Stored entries
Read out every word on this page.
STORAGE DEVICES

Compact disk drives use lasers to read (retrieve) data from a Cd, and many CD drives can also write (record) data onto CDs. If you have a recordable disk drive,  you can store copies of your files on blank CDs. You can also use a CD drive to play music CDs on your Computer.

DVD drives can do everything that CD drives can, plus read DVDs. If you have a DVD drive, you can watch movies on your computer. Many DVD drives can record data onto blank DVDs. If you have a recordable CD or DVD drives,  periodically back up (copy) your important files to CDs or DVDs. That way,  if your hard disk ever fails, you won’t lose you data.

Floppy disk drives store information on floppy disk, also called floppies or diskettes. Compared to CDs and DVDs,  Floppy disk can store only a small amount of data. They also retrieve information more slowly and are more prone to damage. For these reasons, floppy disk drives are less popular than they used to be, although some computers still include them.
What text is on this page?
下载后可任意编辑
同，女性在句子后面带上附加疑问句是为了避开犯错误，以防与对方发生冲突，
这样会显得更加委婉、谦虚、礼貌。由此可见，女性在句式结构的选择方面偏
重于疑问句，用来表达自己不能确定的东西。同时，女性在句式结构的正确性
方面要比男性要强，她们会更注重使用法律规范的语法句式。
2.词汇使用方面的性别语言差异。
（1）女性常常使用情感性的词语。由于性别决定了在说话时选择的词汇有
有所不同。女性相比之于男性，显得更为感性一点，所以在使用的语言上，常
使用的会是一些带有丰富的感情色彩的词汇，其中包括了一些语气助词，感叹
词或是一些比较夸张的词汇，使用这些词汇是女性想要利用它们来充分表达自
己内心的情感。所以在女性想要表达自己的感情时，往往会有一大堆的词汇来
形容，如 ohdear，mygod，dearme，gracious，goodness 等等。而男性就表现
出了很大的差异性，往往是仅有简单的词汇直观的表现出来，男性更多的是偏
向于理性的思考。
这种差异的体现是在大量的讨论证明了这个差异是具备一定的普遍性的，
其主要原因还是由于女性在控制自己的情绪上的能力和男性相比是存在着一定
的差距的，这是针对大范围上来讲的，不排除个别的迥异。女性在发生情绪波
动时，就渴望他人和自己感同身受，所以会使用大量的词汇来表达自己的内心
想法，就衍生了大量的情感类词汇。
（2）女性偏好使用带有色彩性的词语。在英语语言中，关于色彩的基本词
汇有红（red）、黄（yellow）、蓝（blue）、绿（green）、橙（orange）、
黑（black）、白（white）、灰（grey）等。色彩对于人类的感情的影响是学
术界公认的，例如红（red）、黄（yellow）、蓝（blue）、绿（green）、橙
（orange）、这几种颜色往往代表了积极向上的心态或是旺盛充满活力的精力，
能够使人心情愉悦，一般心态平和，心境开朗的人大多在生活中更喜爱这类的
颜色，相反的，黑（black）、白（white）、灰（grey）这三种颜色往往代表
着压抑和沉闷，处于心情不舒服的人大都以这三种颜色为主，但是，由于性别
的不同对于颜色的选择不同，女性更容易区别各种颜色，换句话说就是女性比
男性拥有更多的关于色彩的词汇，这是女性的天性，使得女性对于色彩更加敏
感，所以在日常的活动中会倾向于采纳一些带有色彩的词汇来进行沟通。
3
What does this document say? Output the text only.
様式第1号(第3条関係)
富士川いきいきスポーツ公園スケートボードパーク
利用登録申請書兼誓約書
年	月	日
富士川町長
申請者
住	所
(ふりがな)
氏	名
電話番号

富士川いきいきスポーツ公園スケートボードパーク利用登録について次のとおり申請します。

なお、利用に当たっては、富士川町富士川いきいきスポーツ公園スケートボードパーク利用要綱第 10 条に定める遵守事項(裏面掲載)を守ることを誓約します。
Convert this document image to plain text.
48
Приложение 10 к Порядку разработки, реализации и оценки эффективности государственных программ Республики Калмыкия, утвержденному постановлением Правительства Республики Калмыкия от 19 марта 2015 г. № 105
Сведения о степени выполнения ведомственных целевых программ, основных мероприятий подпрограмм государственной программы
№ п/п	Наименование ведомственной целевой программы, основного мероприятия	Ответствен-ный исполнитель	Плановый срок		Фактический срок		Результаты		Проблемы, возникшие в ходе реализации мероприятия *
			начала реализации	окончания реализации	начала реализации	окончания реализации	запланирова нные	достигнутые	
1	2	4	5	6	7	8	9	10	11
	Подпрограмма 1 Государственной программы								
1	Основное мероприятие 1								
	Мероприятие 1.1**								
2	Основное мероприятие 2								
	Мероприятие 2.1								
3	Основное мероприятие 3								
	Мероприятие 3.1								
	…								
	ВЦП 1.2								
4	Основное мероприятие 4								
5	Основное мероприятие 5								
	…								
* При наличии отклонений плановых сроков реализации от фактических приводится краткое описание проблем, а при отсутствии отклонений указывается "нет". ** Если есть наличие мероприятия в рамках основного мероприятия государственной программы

What you will do:
Repeat only what runs from the line holding "Convert this document image to plain text." to the end of the data, keeping every line exactly as written, first and last included.

Answer below:
Convert this document image to plain text.
48
Приложение 10 к Порядку разработки, реализации и оценки эффективности государственных программ Республики Калмыкия, утвержденному постановлением Правительства Республики Калмыкия от 19 марта 2015 г. № 105
Сведения о степени выполнения ведомственных целевых программ, основных мероприятий подпрограмм государственной программы
№ п/п	Наименование ведомственной целевой программы, основного мероприятия	Ответствен-ный исполнитель	Плановый срок		Фактический срок		Результаты		Проблемы, возникшие в ходе реализации мероприятия *
			начала реализации	окончания реализации	начала реализации	окончания реализации	запланирова нные	достигнутые	
1	2	4	5	6	7	8	9	10	11
	Подпрограмма 1 Государственной программы								
1	Основное мероприятие 1								
	Мероприятие 1.1**								
2	Основное мероприятие 2								
	Мероприятие 2.1								
3	Основное мероприятие 3								
	Мероприятие 3.1								
	…								
	ВЦП 1.2								
4	Основное мероприятие 4								
5	Основное мероприятие 5								
	…								
* При наличии отклонений плановых сроков реализации от фактических приводится краткое описание проблем, а при отсутствии отклонений указывается "нет". ** Если есть наличие мероприятия в рамках основного мероприятия государственной программы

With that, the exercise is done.